Goal
Read the lines below and count those that have the word "text". Respond with the number only.

+++ Entries +++

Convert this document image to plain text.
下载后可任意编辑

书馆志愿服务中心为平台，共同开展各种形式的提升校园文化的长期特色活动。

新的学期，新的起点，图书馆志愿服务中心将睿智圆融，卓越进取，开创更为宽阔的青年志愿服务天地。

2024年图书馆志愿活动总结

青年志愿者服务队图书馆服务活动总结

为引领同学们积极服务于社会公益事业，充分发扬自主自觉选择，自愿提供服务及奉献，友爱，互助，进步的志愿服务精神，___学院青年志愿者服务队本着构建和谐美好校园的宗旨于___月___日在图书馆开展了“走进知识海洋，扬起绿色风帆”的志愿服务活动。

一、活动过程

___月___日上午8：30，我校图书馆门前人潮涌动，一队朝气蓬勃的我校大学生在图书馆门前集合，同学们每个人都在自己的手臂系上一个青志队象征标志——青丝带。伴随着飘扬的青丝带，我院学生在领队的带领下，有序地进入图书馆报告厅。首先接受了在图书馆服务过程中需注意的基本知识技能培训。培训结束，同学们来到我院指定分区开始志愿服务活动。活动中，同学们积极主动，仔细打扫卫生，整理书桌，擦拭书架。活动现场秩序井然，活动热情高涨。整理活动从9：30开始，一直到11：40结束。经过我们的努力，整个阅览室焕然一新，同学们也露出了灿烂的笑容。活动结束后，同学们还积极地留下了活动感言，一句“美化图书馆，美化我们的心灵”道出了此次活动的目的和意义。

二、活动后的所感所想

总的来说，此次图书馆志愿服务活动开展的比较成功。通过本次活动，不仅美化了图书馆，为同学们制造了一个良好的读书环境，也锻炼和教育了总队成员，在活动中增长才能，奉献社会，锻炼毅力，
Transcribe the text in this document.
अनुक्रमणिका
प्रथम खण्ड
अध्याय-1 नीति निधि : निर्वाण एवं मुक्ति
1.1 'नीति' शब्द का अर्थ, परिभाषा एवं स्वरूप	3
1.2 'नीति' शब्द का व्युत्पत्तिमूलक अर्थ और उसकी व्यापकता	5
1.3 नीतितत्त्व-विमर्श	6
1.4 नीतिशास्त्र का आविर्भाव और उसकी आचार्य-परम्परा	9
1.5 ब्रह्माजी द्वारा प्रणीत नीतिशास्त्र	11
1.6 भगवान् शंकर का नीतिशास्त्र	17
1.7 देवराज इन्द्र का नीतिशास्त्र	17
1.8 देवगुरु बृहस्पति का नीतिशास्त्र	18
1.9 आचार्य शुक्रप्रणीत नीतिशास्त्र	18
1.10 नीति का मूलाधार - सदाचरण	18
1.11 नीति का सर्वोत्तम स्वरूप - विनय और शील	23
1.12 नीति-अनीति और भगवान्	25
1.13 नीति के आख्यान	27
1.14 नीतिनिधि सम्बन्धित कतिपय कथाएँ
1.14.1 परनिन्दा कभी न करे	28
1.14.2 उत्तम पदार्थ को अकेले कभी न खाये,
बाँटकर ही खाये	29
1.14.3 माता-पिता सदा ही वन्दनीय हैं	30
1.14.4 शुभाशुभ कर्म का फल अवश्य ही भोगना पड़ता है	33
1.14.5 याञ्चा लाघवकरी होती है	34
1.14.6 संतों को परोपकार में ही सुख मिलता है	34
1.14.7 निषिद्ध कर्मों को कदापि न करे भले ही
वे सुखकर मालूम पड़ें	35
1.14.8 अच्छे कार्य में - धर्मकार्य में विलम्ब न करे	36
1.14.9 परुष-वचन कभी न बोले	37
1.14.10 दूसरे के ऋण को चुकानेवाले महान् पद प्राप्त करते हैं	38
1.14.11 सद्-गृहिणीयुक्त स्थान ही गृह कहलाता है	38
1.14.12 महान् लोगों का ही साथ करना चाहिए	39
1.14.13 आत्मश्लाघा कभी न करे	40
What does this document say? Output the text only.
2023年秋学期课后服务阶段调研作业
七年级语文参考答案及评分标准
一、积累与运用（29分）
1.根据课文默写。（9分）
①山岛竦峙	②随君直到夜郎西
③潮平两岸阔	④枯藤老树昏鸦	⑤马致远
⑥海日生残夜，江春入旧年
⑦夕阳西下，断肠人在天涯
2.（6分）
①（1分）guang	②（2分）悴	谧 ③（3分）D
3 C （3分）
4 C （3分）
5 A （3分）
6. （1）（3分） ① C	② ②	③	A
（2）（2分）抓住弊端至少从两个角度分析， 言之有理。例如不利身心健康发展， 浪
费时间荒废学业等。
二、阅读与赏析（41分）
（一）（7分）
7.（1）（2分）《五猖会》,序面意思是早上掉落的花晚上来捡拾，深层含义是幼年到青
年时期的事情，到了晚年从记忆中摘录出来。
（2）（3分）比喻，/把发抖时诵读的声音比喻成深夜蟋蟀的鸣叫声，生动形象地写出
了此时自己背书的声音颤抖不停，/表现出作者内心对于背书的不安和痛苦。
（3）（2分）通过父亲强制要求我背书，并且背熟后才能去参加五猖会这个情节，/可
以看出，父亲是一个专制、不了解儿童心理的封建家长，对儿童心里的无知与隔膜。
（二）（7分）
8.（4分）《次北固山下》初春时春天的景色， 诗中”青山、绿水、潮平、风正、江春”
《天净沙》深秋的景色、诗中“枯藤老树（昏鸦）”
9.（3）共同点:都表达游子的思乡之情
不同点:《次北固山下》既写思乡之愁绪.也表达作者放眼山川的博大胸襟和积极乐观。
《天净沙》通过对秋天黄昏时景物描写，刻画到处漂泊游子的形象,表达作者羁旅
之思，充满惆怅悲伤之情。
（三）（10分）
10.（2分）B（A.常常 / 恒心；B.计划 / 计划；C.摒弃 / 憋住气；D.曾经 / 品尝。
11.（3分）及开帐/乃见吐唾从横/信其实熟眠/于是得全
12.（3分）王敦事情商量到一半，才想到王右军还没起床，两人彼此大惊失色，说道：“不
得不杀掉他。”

+++

Written reply
3